• _Data supplied_:
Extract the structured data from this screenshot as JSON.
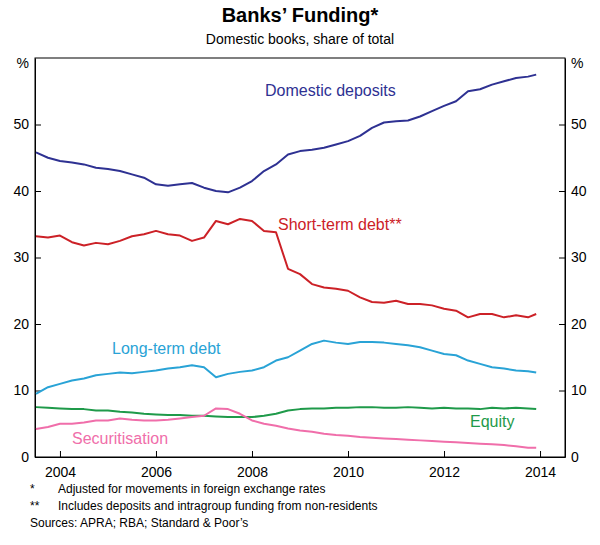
{
  "chart_data": {
    "type": "line",
    "title": "Banks’ Funding*",
    "subtitle": "Domestic books, share of total",
    "y_label": "%",
    "x": [
      2003.5,
      2003.75,
      2004,
      2004.25,
      2004.5,
      2004.75,
      2005,
      2005.25,
      2005.5,
      2005.75,
      2006,
      2006.25,
      2006.5,
      2006.75,
      2007,
      2007.25,
      2007.5,
      2007.75,
      2008,
      2008.25,
      2008.5,
      2008.75,
      2009,
      2009.25,
      2009.5,
      2009.75,
      2010,
      2010.25,
      2010.5,
      2010.75,
      2011,
      2011.25,
      2011.5,
      2011.75,
      2012,
      2012.25,
      2012.5,
      2012.75,
      2013,
      2013.25,
      2013.5,
      2013.75,
      2013.92
    ],
    "xlim": [
      2003.48,
      2014.52
    ],
    "xticks": [
      2004,
      2006,
      2008,
      2010,
      2012,
      2014
    ],
    "ylim": [
      0,
      60
    ],
    "yticks": [
      0,
      10,
      20,
      30,
      40,
      50
    ],
    "grid": false,
    "series": [
      {
        "name": "Domestic deposits",
        "color": "#2e3192",
        "values": [
          45.8,
          45,
          44.5,
          44.3,
          44,
          43.5,
          43.3,
          43,
          42.5,
          42,
          41,
          40.8,
          41,
          41.2,
          40.5,
          40,
          39.8,
          40.5,
          41.5,
          43,
          44,
          45.5,
          46,
          46.2,
          46.5,
          47,
          47.5,
          48.3,
          49.5,
          50.3,
          50.5,
          50.6,
          51.2,
          52,
          52.8,
          53.5,
          55,
          55.3,
          56,
          56.5,
          57,
          57.2,
          57.5
        ]
      },
      {
        "name": "Short-term debt**",
        "color": "#cc2127",
        "values": [
          33.2,
          33,
          33.3,
          32.3,
          31.8,
          32.2,
          32,
          32.5,
          33.2,
          33.5,
          34,
          33.5,
          33.3,
          32.5,
          33,
          35.5,
          35,
          35.8,
          35.5,
          34,
          33.8,
          28.3,
          27.5,
          26,
          25.5,
          25.3,
          25,
          24,
          23.3,
          23.2,
          23.5,
          23,
          23,
          22.8,
          22.3,
          22,
          21,
          21.5,
          21.5,
          21,
          21.3,
          21,
          21.5
        ]
      },
      {
        "name": "Long-term debt",
        "color": "#29a3d6",
        "values": [
          9.5,
          10.5,
          11,
          11.5,
          11.8,
          12.3,
          12.5,
          12.7,
          12.6,
          12.8,
          13,
          13.3,
          13.5,
          13.8,
          13.5,
          12,
          12.5,
          12.8,
          13,
          13.5,
          14.5,
          15,
          16,
          17,
          17.5,
          17.2,
          17,
          17.3,
          17.3,
          17.2,
          17,
          16.8,
          16.5,
          16,
          15.5,
          15.3,
          14.5,
          14,
          13.5,
          13.3,
          13,
          12.9,
          12.7
        ]
      },
      {
        "name": "Equity",
        "color": "#1f9a4a",
        "values": [
          7.5,
          7.4,
          7.3,
          7.2,
          7.2,
          7,
          7,
          6.8,
          6.7,
          6.5,
          6.4,
          6.3,
          6.3,
          6.2,
          6.2,
          6.1,
          6,
          6,
          6,
          6.2,
          6.5,
          7,
          7.2,
          7.3,
          7.3,
          7.4,
          7.4,
          7.5,
          7.5,
          7.4,
          7.4,
          7.5,
          7.4,
          7.3,
          7.4,
          7.3,
          7.3,
          7.2,
          7.4,
          7.3,
          7.4,
          7.3,
          7.2
        ]
      },
      {
        "name": "Securitisation",
        "color": "#f06eaa",
        "values": [
          4.2,
          4.5,
          5,
          5,
          5.2,
          5.5,
          5.5,
          5.8,
          5.6,
          5.5,
          5.5,
          5.6,
          5.8,
          6,
          6.2,
          7.3,
          7.2,
          6.5,
          5.5,
          5,
          4.7,
          4.3,
          4,
          3.8,
          3.5,
          3.3,
          3.2,
          3,
          2.9,
          2.8,
          2.7,
          2.6,
          2.5,
          2.4,
          2.3,
          2.2,
          2.1,
          2,
          1.9,
          1.8,
          1.6,
          1.4,
          1.4
        ]
      }
    ],
    "notes": [
      {
        "symbol": "*",
        "text": "Adjusted for movements in foreign exchange rates"
      },
      {
        "symbol": "**",
        "text": "Includes deposits and intragroup funding from non-residents"
      }
    ],
    "source": "Sources: APRA; RBA; Standard & Poor’s"
  }
}
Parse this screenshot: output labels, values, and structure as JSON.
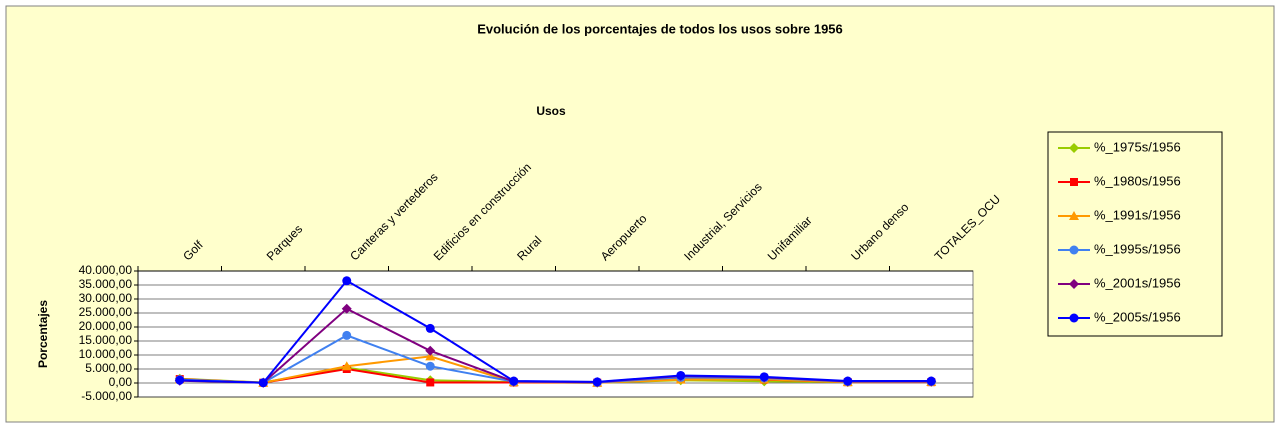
{
  "chart_data": {
    "type": "line",
    "title": "Evolución de los porcentajes de todos los usos sobre 1956",
    "x_label": "Usos",
    "y_label": "Porcentajes",
    "categories": [
      "Golf",
      "Parques",
      "Canteras y vertederos",
      "Edificios en construcción",
      "Rural",
      "Aeropuerto",
      "Industrial, Servicios",
      "Unifamiliar",
      "Urbano denso",
      "TOTALES_OCU"
    ],
    "series": [
      {
        "name": "%_1975s/1956",
        "color": "#99cc00",
        "marker": "diamond",
        "values": [
          1500,
          200,
          5500,
          1000,
          300,
          100,
          1000,
          600,
          300,
          400
        ]
      },
      {
        "name": "%_1980s/1956",
        "color": "#ff0000",
        "marker": "square",
        "values": [
          1400,
          100,
          5000,
          200,
          200,
          100,
          1500,
          1200,
          300,
          300
        ]
      },
      {
        "name": "%_1991s/1956",
        "color": "#ff9900",
        "marker": "triangle",
        "values": [
          1300,
          100,
          6000,
          9500,
          300,
          100,
          1200,
          1300,
          300,
          400
        ]
      },
      {
        "name": "%_1995s/1956",
        "color": "#4080f0",
        "marker": "circle",
        "values": [
          1200,
          100,
          17000,
          6000,
          500,
          200,
          2000,
          1800,
          500,
          500
        ]
      },
      {
        "name": "%_2001s/1956",
        "color": "#800080",
        "marker": "diamond",
        "values": [
          800,
          100,
          26500,
          11500,
          500,
          300,
          2500,
          2000,
          600,
          600
        ]
      },
      {
        "name": "%_2005s/1956",
        "color": "#0000ff",
        "marker": "circle",
        "values": [
          1000,
          100,
          36500,
          19500,
          700,
          400,
          2700,
          2200,
          700,
          700
        ]
      }
    ],
    "ylim": [
      -5000,
      40000
    ],
    "yticks": [
      {
        "value": -5000,
        "label": "-5.000,00"
      },
      {
        "value": 0,
        "label": "0,00"
      },
      {
        "value": 5000,
        "label": "5.000,00"
      },
      {
        "value": 10000,
        "label": "10.000,00"
      },
      {
        "value": 15000,
        "label": "15.000,00"
      },
      {
        "value": 20000,
        "label": "20.000,00"
      },
      {
        "value": 25000,
        "label": "25.000,00"
      },
      {
        "value": 30000,
        "label": "30.000,00"
      },
      {
        "value": 35000,
        "label": "35.000,00"
      },
      {
        "value": 40000,
        "label": "40.000,00"
      }
    ],
    "grid": true,
    "legend": "right"
  }
}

• _Exercise directions_:
Every line in the data that holds "from" should be copied out.

• _Output of the task_:
Extract the structured data from this screenshot as JSON.
        "text": "Includes deposits and intragroup funding from non-residents"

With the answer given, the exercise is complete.